What to produce: Find the word "Montgomery" in the material below and gather every line that contains it.

Dataset items:
# # #

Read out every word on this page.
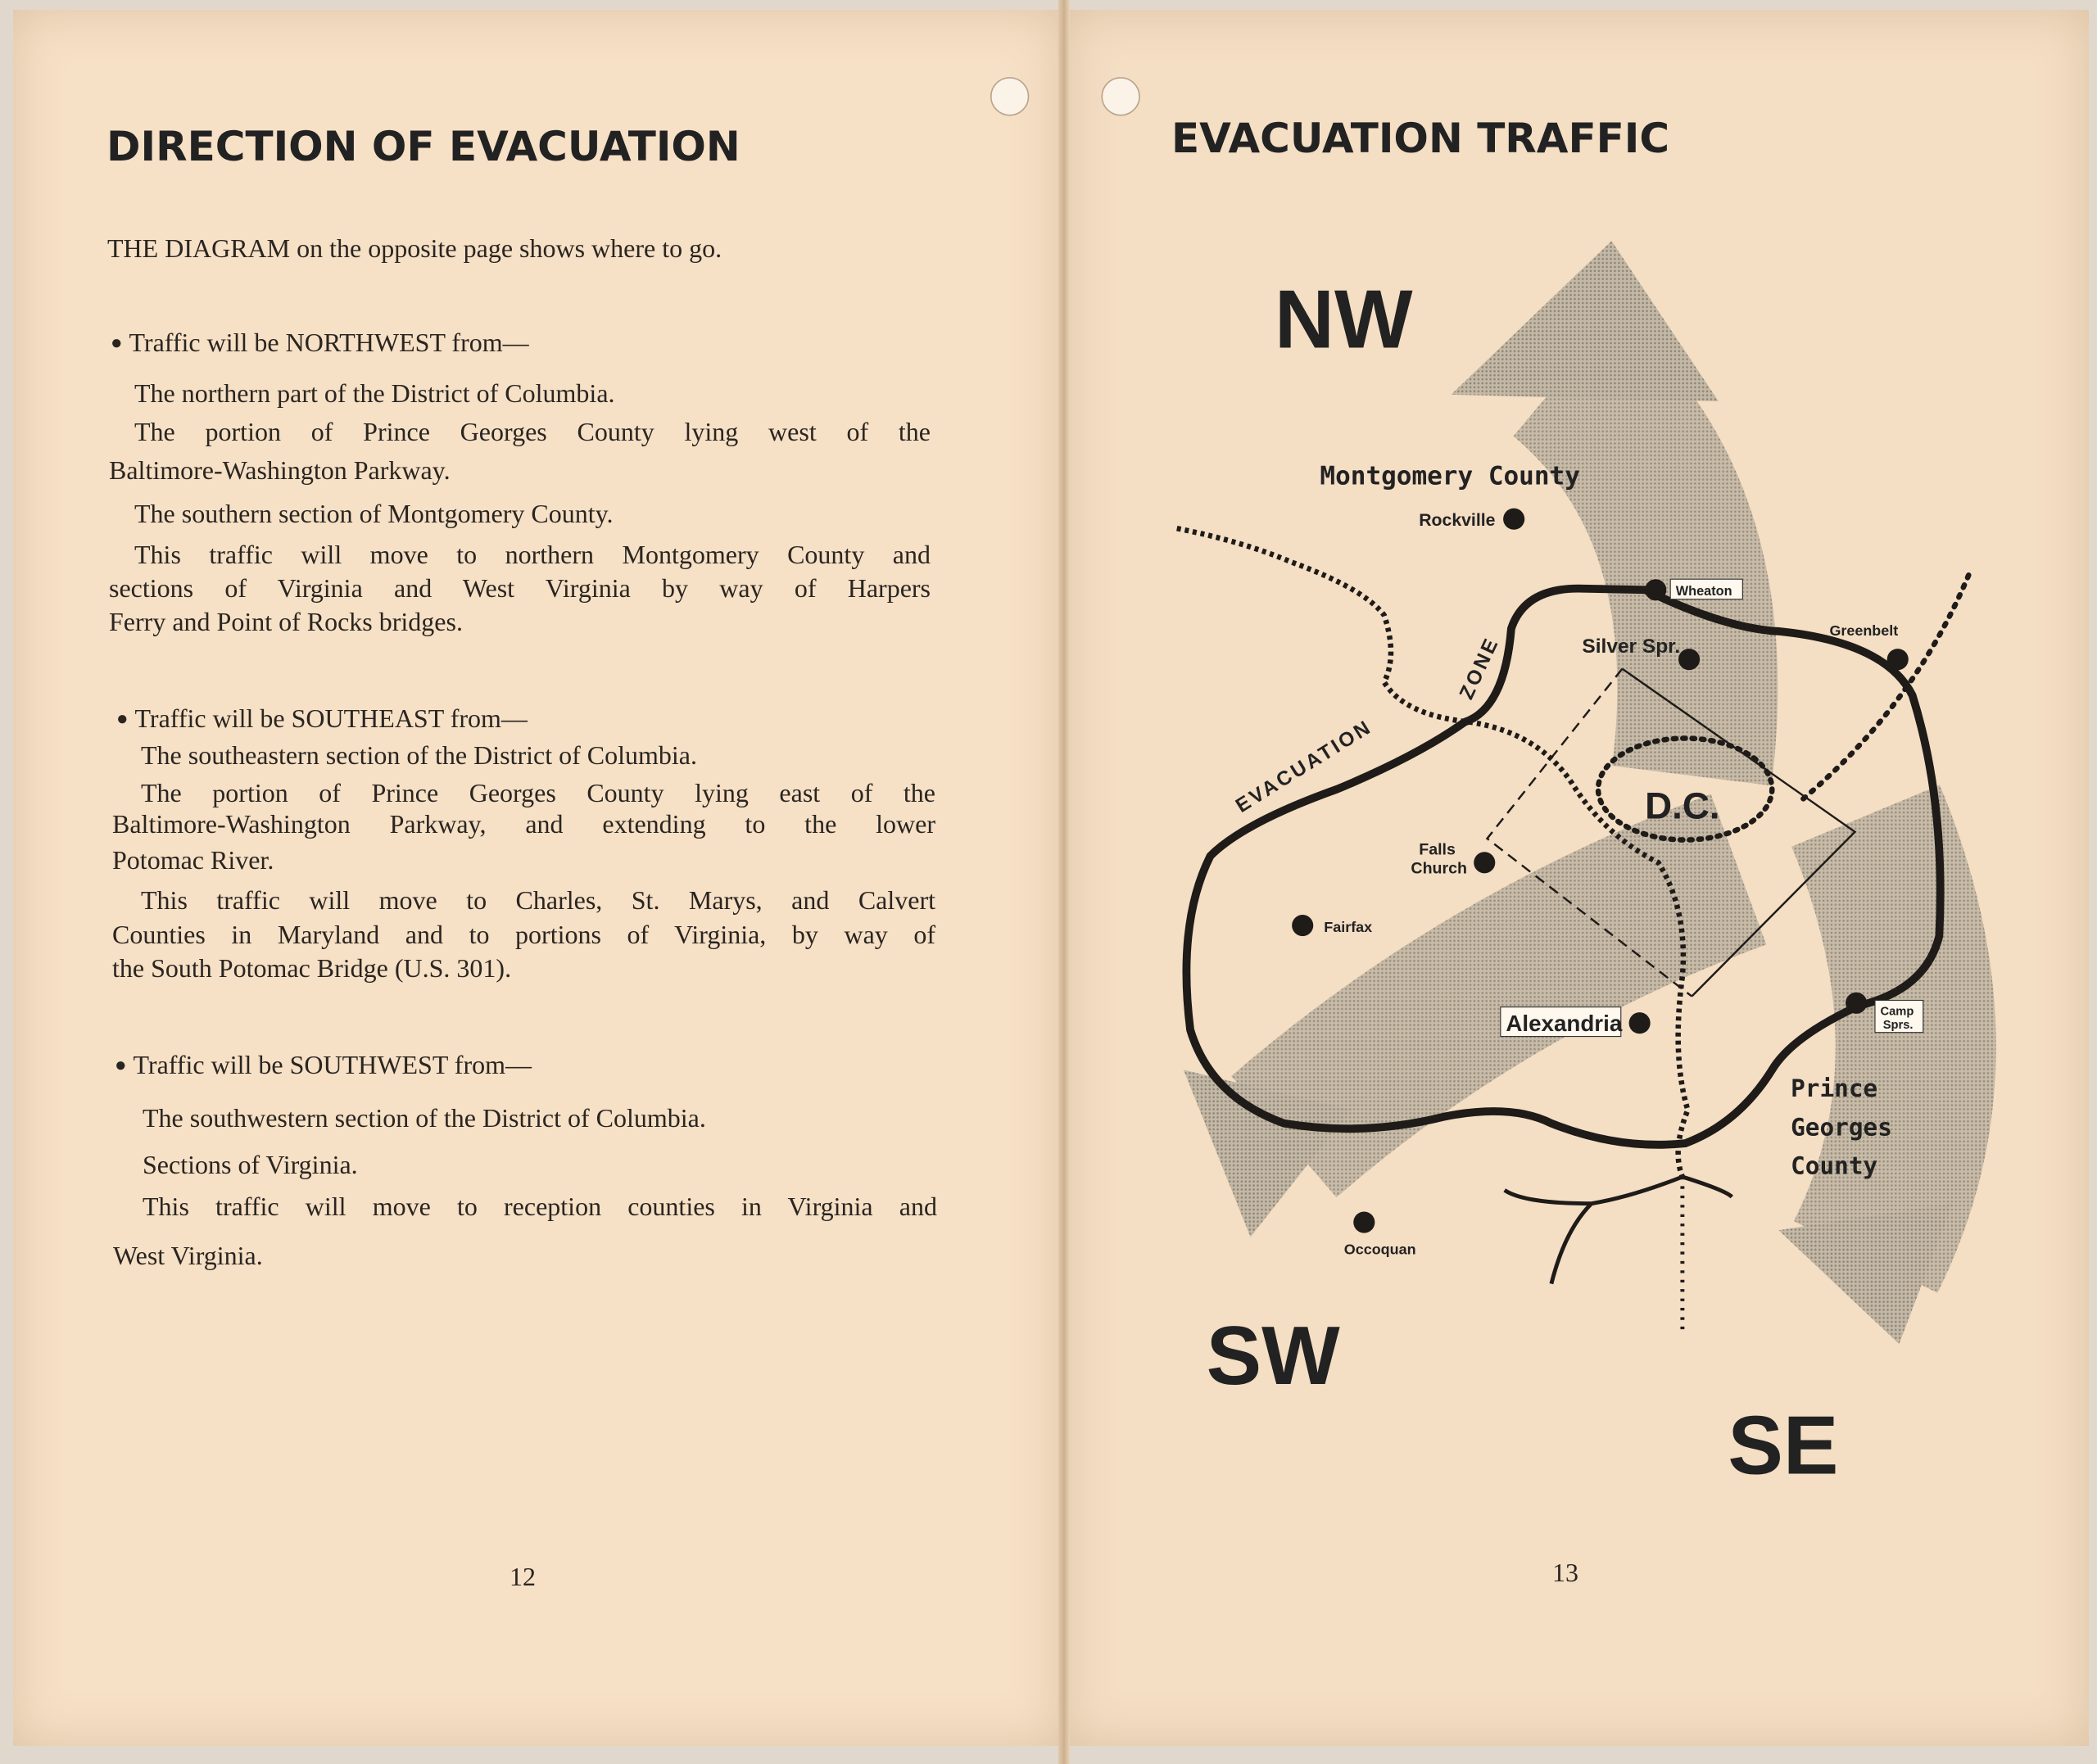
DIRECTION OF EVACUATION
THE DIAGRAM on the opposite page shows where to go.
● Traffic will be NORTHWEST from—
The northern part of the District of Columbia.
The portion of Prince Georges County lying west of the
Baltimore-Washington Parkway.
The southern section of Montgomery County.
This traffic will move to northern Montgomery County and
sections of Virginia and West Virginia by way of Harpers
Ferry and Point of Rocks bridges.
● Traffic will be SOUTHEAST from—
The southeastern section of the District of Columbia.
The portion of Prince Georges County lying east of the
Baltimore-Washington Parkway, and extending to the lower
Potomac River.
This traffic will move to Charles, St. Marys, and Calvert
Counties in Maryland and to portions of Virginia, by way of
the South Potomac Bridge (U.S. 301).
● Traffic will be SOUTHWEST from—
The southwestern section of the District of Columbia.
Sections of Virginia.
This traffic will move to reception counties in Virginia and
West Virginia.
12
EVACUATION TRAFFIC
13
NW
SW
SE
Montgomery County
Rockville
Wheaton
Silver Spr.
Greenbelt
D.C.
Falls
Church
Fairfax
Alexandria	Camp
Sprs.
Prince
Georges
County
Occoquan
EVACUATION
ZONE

# # #

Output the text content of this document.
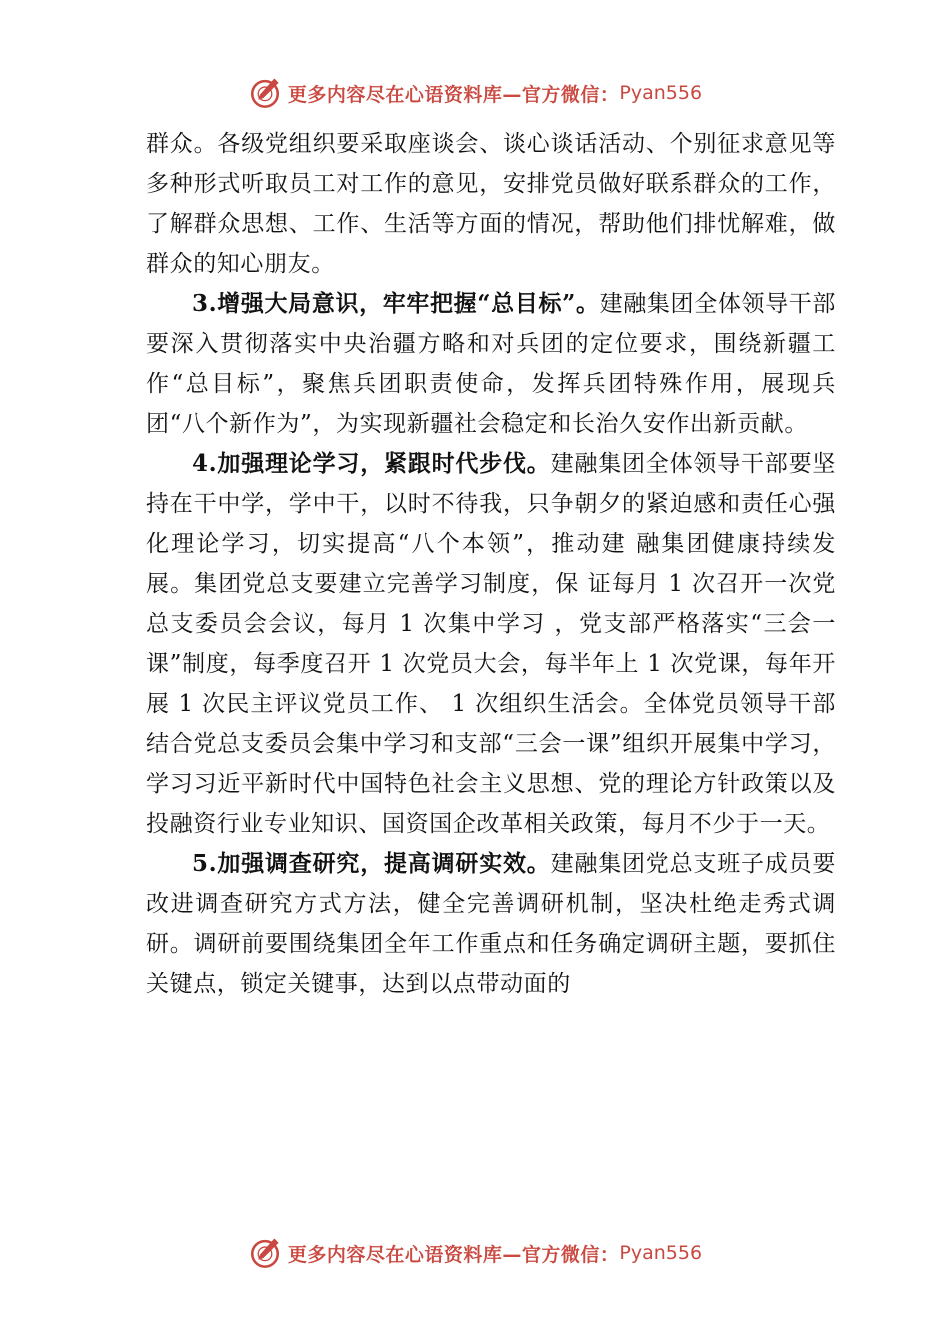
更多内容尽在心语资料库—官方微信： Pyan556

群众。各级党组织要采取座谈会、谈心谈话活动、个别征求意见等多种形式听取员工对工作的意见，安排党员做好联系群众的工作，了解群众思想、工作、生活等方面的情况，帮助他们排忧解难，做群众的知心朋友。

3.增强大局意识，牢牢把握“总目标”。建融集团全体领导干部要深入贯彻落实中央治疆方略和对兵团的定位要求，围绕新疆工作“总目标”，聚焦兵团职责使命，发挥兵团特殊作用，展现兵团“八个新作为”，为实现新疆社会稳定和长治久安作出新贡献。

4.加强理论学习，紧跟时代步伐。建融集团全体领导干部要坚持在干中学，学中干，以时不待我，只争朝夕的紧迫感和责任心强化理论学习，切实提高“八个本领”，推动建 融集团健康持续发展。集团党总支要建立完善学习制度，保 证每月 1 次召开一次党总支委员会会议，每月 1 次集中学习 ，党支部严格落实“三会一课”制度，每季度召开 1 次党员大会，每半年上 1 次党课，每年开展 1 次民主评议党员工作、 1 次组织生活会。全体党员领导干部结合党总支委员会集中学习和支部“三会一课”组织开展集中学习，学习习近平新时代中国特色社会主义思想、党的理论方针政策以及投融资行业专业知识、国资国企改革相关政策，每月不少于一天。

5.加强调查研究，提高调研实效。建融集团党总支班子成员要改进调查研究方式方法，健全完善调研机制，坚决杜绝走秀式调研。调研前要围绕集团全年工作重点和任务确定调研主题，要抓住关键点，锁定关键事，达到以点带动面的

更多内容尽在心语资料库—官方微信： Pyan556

# # #

Solved problem:
The southern section of Montgomery County.
This traffic will move to northern Montgomery County and
Montgomery County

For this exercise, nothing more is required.